Given task
Comb through the entries for "reference" and pull out each line that holds it.

Dataset content
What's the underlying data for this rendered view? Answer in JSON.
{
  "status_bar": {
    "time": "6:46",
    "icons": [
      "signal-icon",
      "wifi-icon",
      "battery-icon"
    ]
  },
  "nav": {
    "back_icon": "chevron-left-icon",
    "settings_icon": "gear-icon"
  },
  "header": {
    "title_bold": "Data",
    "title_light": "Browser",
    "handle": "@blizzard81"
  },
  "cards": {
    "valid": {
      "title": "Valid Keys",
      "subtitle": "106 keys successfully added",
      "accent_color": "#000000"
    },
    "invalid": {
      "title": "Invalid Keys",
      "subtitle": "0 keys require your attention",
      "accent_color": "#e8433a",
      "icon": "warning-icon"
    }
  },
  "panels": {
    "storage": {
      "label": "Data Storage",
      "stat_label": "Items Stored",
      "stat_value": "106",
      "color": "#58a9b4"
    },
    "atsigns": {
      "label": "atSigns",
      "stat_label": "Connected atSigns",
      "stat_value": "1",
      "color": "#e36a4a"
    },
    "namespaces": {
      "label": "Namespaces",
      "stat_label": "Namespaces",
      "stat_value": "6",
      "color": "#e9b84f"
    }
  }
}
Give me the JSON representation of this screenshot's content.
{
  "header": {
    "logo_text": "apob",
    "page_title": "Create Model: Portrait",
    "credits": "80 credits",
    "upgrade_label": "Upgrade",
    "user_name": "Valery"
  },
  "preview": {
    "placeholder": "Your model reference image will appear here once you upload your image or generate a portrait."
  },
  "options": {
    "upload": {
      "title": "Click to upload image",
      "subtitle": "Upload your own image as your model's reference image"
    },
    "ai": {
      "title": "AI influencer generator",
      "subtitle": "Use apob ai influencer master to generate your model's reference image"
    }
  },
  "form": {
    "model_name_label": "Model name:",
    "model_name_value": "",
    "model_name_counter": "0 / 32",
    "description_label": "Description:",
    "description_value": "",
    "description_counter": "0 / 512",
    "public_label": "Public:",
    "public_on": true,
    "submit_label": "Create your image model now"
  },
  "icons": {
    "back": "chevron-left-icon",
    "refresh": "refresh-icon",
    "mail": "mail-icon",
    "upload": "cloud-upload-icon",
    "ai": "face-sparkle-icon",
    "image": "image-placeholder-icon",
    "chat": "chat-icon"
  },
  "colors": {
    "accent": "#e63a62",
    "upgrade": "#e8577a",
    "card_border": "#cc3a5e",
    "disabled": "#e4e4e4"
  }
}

Response below
    "placeholder": "Your model reference image will appear here once you upload your image or generate a portrait."
      "subtitle": "Upload your own image as your model's reference image"
      "subtitle": "Use apob ai influencer master to generate your model's reference image"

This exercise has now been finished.